__PROVIDED INFORMATION__.
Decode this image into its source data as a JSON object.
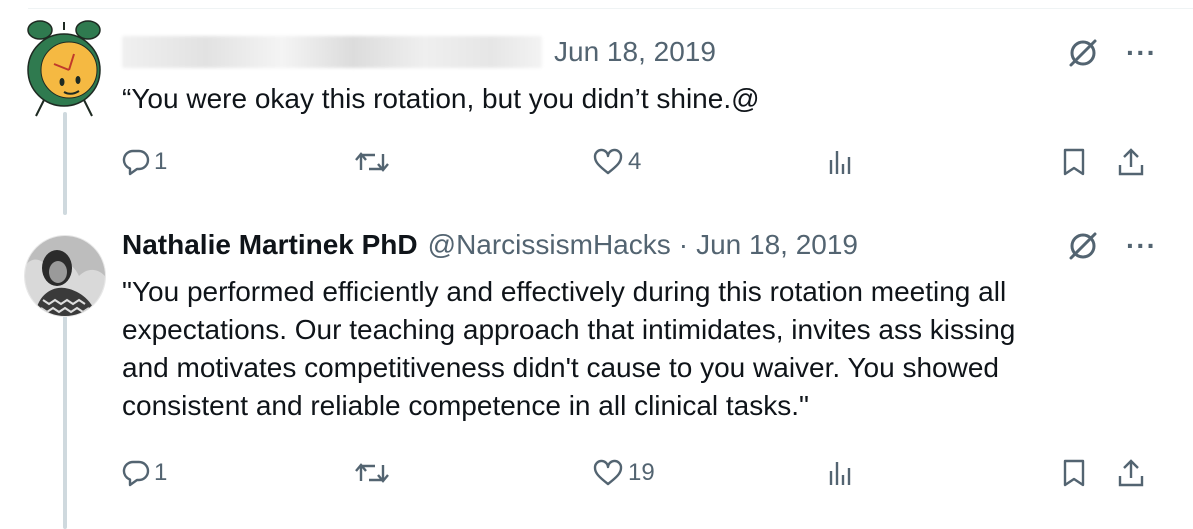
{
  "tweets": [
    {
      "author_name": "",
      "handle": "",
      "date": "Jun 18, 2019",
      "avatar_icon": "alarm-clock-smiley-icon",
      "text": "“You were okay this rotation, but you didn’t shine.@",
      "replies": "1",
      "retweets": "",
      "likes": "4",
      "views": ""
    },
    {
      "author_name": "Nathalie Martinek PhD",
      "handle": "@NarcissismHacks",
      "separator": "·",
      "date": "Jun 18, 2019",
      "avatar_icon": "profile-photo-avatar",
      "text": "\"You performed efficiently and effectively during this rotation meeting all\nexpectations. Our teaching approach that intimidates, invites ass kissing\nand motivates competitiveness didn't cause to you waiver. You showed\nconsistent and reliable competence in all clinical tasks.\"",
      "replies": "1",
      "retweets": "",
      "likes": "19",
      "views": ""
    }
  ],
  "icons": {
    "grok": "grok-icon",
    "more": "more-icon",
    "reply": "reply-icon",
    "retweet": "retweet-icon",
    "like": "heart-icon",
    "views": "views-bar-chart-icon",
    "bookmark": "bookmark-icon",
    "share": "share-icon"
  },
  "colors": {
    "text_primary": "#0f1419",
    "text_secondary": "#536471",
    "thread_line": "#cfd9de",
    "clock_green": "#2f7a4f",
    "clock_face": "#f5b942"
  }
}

__TASK GOAL__. Look through the records and count each line that holds "this". Write only the total.

__OUTPUT OF THE TASK__. 3